- SET EXERCISE:
Write out all of the entries that follow, word for word, but skip the pictures.

====== EXERCISE MATERIALS ======

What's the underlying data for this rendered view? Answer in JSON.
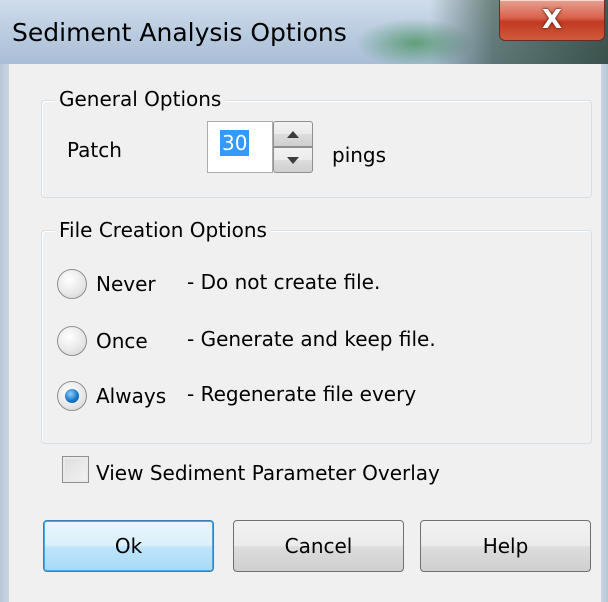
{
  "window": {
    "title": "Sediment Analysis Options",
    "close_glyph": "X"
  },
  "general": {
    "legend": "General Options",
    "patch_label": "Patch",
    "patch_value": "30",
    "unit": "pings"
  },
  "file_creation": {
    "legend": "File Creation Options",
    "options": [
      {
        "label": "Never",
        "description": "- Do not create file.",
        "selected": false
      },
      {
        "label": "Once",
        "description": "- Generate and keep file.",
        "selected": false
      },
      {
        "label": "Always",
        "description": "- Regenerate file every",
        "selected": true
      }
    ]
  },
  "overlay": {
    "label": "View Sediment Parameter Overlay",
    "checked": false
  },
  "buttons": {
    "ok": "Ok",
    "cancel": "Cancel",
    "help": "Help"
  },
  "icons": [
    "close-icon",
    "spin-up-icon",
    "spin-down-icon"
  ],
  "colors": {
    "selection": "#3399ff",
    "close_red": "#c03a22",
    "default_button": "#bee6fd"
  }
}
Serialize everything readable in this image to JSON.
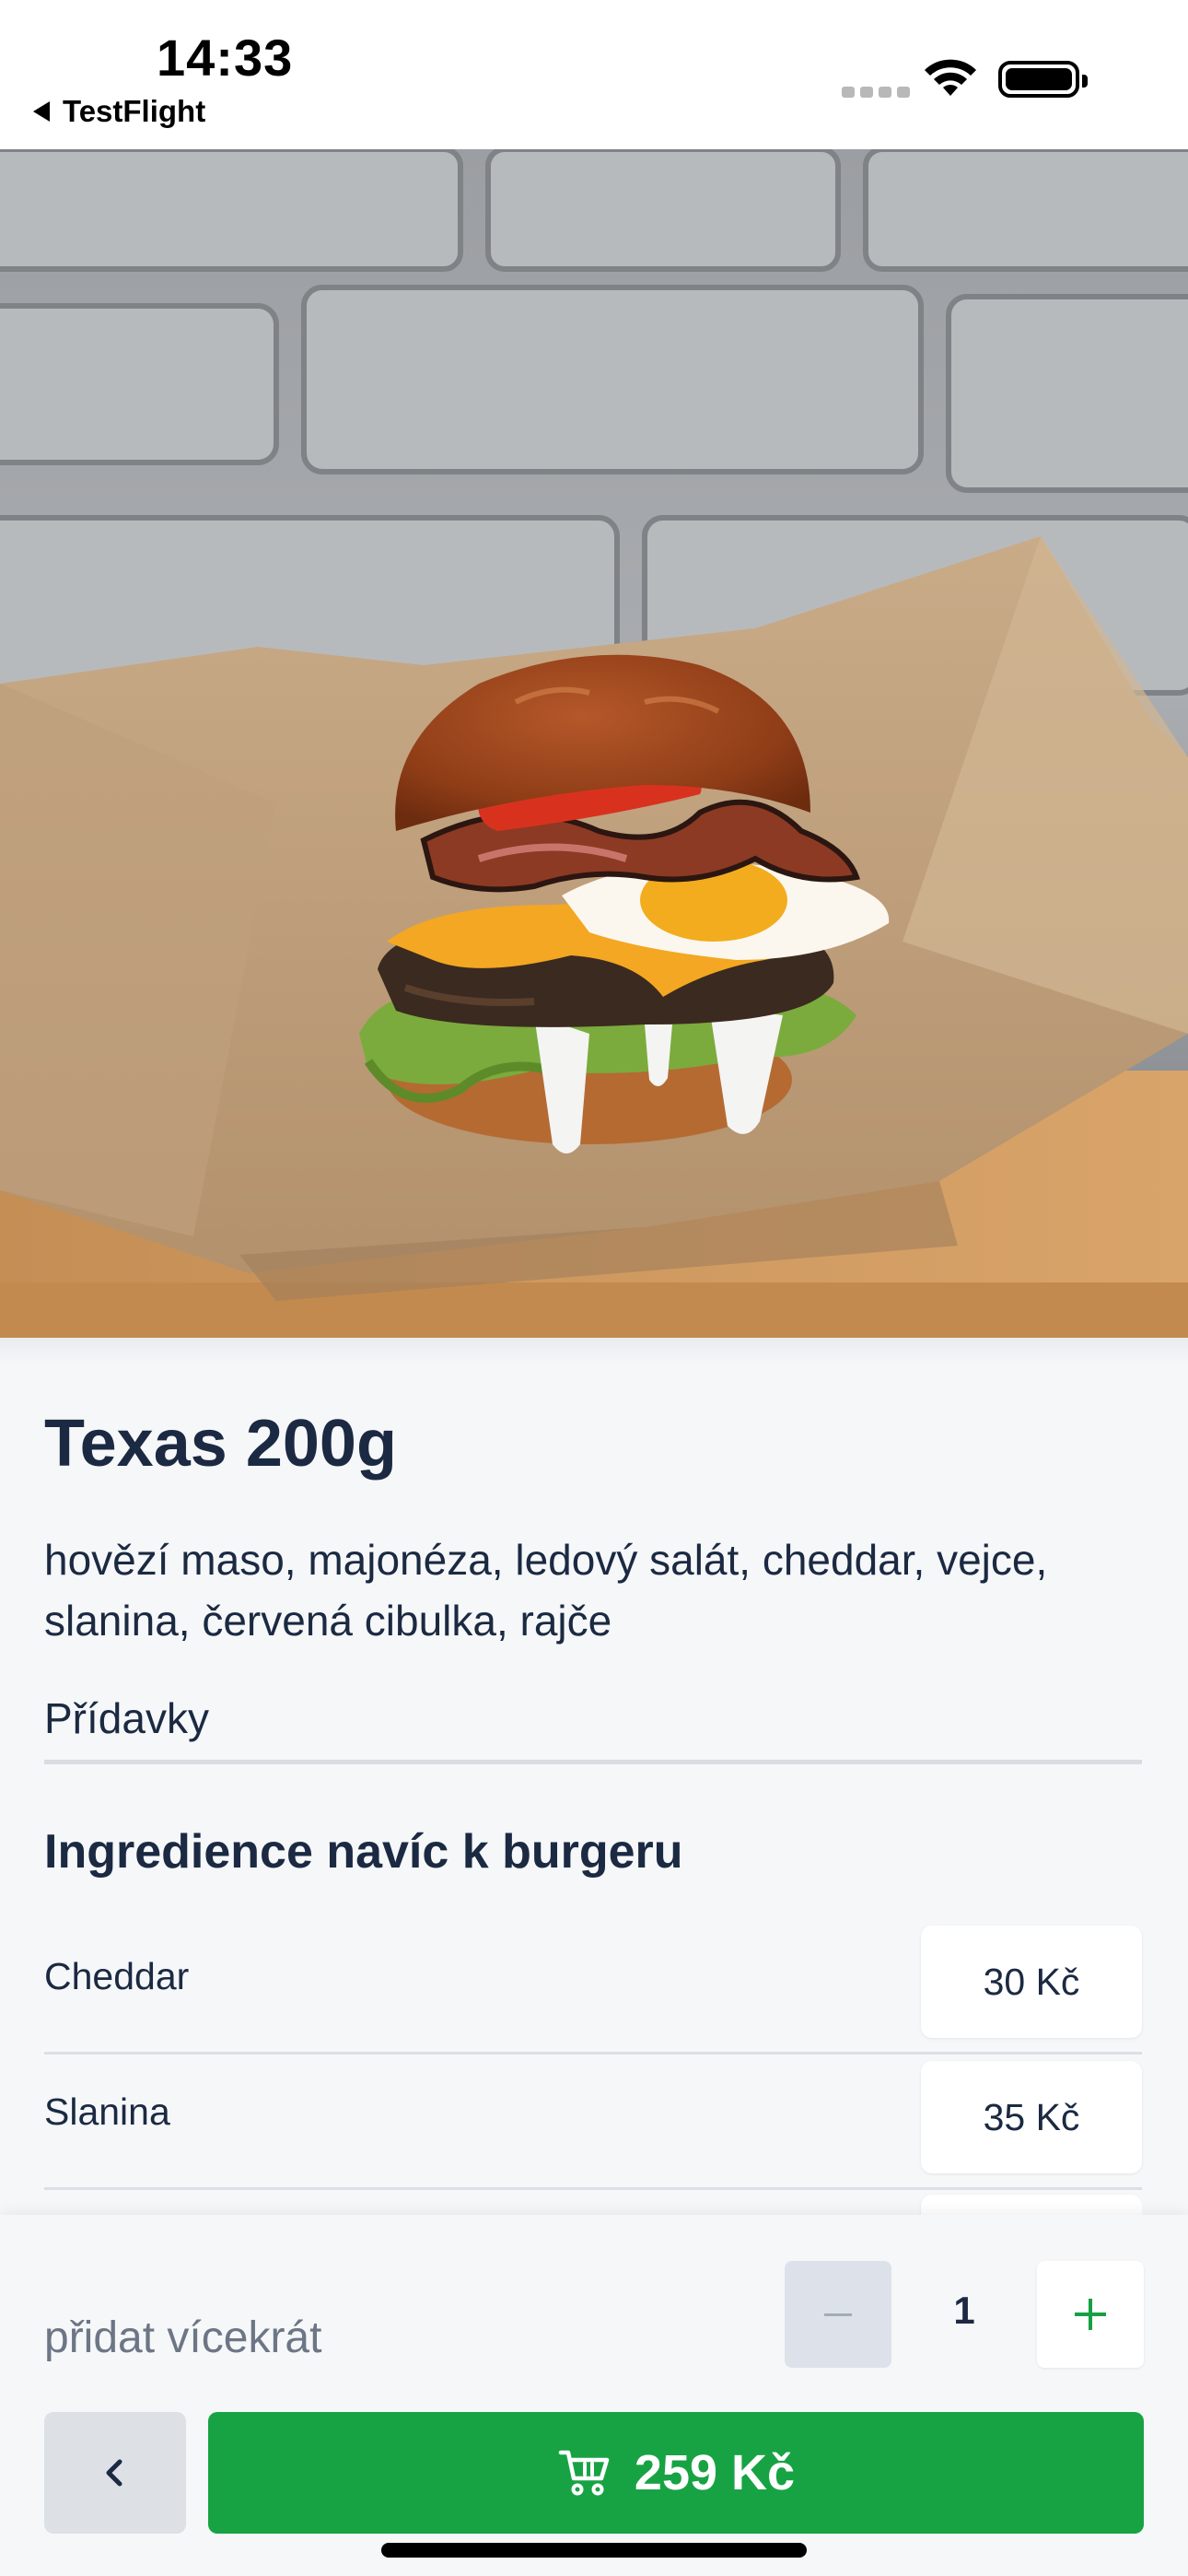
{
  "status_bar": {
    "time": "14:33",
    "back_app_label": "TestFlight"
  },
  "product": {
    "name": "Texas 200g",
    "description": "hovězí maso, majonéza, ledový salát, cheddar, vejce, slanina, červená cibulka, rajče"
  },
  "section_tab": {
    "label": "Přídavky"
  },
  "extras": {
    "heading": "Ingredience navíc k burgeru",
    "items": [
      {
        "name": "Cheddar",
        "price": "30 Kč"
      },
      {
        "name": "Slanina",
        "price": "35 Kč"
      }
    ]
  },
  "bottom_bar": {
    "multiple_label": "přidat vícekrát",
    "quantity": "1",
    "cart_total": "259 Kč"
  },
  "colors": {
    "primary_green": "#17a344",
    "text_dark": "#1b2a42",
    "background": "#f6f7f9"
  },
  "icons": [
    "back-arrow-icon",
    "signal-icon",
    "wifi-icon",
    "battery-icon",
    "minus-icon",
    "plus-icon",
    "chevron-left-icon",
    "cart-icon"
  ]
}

======

- ANSWER FOR THE TASK:
What's the underlying data for this rendered view? Answer in JSON.
{
  "window": {
    "title": "Sediment Analysis Options",
    "close_glyph": "X"
  },
  "general": {
    "legend": "General Options",
    "patch_label": "Patch",
    "patch_value": "30",
    "unit": "pings"
  },
  "file_creation": {
    "legend": "File Creation Options",
    "options": [
      {
        "label": "Never",
        "description": "- Do not create file.",
        "selected": false
      },
      {
        "label": "Once",
        "description": "- Generate and keep file.",
        "selected": false
      },
      {
        "label": "Always",
        "description": "- Regenerate file every",
        "selected": true
      }
    ]
  },
  "overlay": {
    "label": "View Sediment Parameter Overlay",
    "checked": false
  },
  "buttons": {
    "ok": "Ok",
    "cancel": "Cancel",
    "help": "Help"
  },
  "icons": [
    "close-icon",
    "spin-up-icon",
    "spin-down-icon"
  ],
  "colors": {
    "selection": "#3399ff",
    "close_red": "#c03a22",
    "default_button": "#bee6fd"
  }
}
Serialize everything readable in this image to JSON.
{
  "status_bar": {
    "time": "14:33",
    "back_app_label": "TestFlight"
  },
  "product": {
    "name": "Texas 200g",
    "description": "hovězí maso, majonéza, ledový salát, cheddar, vejce, slanina, červená cibulka, rajče"
  },
  "section_tab": {
    "label": "Přídavky"
  },
  "extras": {
    "heading": "Ingredience navíc k burgeru",
    "items": [
      {
        "name": "Cheddar",
        "price": "30 Kč"
      },
      {
        "name": "Slanina",
        "price": "35 Kč"
      }
    ]
  },
  "bottom_bar": {
    "multiple_label": "přidat vícekrát",
    "quantity": "1",
    "cart_total": "259 Kč"
  },
  "colors": {
    "primary_green": "#17a344",
    "text_dark": "#1b2a42",
    "background": "#f6f7f9"
  },
  "icons": [
    "back-arrow-icon",
    "signal-icon",
    "wifi-icon",
    "battery-icon",
    "minus-icon",
    "plus-icon",
    "chevron-left-icon",
    "cart-icon"
  ]
}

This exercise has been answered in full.